Indique se cada afirmação concorda com o trecho sobre a definição de mudança apresentado abaixo, respondendo sim ou não e citando literalmente as palavras do trecho que decidem a questão. (a) Quem chegou ao ponto B partindo de A está em movimento. (b) O aristotelismo medieval definiu a mudança como a redução da potência ao ato enquanto potência. (c) Descartes protestou contra essa definição de mudança no século XVI.

Seção do documento:
------------------------------------------------

Portanto, a definição de mudança terá que expressar corretamente esse caráter de continuidade e de incompletude. Ninguém diz que algo que permanece o mesmo está em mudança, assim como ninguém diz que algo que chegou ao seu termo está em mudança. Alguém que permanece no ponto A não está em movimento. Alguém que chegou ao ponto B partindo de A não está em movimento. Só está em movimento quem já ultrapassou A e não chegou ainda em B. 

Aristóteles define a mudança como "a realização daquilo que existe potencialmente enquanto existe potencialmente". O aristotelismo medieval definirá a mudança como a "redução da potência ao ato enquanto potência". Descartes, no século XVII, sinceramente ou não, protestava contra a alegada obscuridade e incompreensibilidade dessa definição de mudança. No entanto, a obscuridade é aparente e se desfaz tão logo pensemos sobre a nossa experiência da mudança.

------------------------------------------------

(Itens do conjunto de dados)
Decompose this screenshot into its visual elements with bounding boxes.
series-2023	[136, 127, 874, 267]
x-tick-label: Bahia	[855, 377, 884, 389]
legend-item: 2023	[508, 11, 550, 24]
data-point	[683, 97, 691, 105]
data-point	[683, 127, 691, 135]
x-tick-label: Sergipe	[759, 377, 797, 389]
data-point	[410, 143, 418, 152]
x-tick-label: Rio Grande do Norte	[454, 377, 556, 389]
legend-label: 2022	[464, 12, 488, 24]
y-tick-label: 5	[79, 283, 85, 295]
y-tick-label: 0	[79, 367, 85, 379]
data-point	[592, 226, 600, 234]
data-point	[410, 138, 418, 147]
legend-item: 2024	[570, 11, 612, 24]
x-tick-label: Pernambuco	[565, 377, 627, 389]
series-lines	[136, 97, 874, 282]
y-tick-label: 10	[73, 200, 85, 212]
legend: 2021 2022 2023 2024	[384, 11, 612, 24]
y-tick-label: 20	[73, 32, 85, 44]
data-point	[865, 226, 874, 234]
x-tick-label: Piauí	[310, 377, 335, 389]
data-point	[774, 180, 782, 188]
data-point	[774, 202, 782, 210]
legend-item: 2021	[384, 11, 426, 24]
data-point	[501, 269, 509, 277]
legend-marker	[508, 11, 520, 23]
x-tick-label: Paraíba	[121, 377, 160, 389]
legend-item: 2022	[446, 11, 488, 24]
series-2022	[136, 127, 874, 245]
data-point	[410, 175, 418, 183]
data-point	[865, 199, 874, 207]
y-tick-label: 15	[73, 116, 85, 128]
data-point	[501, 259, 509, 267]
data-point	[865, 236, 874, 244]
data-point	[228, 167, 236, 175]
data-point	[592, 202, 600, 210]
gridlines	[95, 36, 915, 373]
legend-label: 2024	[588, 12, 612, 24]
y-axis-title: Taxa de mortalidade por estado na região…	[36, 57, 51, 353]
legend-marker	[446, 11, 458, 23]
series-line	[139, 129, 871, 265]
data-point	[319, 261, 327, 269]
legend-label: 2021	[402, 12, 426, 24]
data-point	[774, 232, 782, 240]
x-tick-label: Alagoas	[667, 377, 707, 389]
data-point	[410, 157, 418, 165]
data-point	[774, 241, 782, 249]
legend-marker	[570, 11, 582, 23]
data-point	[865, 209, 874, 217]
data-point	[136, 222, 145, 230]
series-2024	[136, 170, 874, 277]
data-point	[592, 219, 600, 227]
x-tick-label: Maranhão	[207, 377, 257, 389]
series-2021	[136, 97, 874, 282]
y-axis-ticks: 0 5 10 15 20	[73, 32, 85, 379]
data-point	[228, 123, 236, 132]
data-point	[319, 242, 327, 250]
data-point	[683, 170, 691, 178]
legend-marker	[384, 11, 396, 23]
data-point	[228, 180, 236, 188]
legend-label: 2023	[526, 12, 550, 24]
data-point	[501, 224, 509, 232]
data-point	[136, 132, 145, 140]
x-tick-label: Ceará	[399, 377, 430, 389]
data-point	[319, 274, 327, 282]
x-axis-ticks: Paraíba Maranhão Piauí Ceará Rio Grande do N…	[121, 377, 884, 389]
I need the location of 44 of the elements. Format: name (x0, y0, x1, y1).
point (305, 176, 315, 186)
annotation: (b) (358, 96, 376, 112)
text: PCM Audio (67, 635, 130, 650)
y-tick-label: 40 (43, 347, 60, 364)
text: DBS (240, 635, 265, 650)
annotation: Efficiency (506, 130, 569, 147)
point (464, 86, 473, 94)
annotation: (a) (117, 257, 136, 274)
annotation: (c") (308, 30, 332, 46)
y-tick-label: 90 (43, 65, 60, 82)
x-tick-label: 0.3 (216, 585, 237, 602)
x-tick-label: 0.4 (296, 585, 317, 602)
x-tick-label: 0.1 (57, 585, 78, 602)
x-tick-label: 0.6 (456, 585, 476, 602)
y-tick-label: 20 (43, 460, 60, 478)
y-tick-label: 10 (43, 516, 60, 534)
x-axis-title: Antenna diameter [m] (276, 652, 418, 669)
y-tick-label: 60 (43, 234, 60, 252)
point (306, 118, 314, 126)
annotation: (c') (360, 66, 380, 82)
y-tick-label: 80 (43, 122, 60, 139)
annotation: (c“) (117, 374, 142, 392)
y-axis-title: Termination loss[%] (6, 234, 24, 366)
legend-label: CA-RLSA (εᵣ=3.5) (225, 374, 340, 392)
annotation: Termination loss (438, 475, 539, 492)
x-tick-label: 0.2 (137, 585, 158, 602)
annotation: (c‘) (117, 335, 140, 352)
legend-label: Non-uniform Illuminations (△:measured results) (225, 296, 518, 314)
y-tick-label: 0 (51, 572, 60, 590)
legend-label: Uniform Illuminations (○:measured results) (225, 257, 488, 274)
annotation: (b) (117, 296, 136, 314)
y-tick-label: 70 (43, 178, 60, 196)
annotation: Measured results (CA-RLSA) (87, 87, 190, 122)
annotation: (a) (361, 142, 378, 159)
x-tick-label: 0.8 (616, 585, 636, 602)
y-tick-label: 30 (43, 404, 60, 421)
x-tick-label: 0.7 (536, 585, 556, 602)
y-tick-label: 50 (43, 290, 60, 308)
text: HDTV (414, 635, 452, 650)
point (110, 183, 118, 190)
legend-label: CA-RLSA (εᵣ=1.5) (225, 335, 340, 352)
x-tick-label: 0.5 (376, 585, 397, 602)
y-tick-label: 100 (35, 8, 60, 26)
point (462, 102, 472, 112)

------------------------------------------------

Resposta do exercício:
(a) Não: “Alguém que chegou ao ponto B partindo de A não está em movimento.”
(b) Sim: “O aristotelismo medieval definirá a mudança como a "redução da potência ao ato enquanto potência".”
(c) Não: “Descartes, no século XVII, sinceramente ou não, protestava contra a alegada obscuridade e incompreensibilidade dessa definição de mudança.”